▸ **EXERCISE**
Copy out all lines where "type" appears.
** START PROVIDED INFORMATION **
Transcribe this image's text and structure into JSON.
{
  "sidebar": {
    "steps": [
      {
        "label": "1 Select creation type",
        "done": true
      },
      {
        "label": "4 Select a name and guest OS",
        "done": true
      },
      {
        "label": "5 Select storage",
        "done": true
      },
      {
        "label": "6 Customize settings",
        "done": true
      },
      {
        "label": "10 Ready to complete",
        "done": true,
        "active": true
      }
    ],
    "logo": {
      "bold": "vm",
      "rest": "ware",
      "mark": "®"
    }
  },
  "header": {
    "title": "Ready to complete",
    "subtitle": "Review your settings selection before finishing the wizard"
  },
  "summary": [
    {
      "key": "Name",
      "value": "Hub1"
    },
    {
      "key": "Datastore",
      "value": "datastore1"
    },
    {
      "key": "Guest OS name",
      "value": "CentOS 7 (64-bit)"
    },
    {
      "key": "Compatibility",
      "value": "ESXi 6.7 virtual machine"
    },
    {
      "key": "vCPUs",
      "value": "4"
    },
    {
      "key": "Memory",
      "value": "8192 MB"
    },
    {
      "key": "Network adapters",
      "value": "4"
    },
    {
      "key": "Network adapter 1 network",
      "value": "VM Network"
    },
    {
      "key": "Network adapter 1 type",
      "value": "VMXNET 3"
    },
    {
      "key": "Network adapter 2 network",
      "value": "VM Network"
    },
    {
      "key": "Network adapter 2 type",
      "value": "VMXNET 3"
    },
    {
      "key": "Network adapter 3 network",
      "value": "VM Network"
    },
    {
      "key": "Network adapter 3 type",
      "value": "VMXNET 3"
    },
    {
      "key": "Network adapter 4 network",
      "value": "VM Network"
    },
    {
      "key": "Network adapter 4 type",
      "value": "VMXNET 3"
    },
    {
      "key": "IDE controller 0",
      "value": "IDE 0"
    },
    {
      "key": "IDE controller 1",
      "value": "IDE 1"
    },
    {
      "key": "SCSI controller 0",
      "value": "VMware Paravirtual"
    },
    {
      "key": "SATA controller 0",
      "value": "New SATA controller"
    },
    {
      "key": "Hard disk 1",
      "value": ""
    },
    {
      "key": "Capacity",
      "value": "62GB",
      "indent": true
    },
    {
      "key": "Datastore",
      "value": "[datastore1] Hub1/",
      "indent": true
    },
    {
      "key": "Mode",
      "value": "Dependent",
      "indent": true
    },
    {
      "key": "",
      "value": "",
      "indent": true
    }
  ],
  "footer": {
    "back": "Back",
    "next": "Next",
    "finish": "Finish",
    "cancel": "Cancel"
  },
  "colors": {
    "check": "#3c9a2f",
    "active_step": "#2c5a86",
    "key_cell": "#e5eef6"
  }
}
** END PROVIDED INFORMATION **
▸ **TASK SOLUTION**
        "label": "1 Select creation type",
      "key": "Network adapter 1 type",
      "key": "Network adapter 2 type",
      "key": "Network adapter 3 type",
      "key": "Network adapter 4 type",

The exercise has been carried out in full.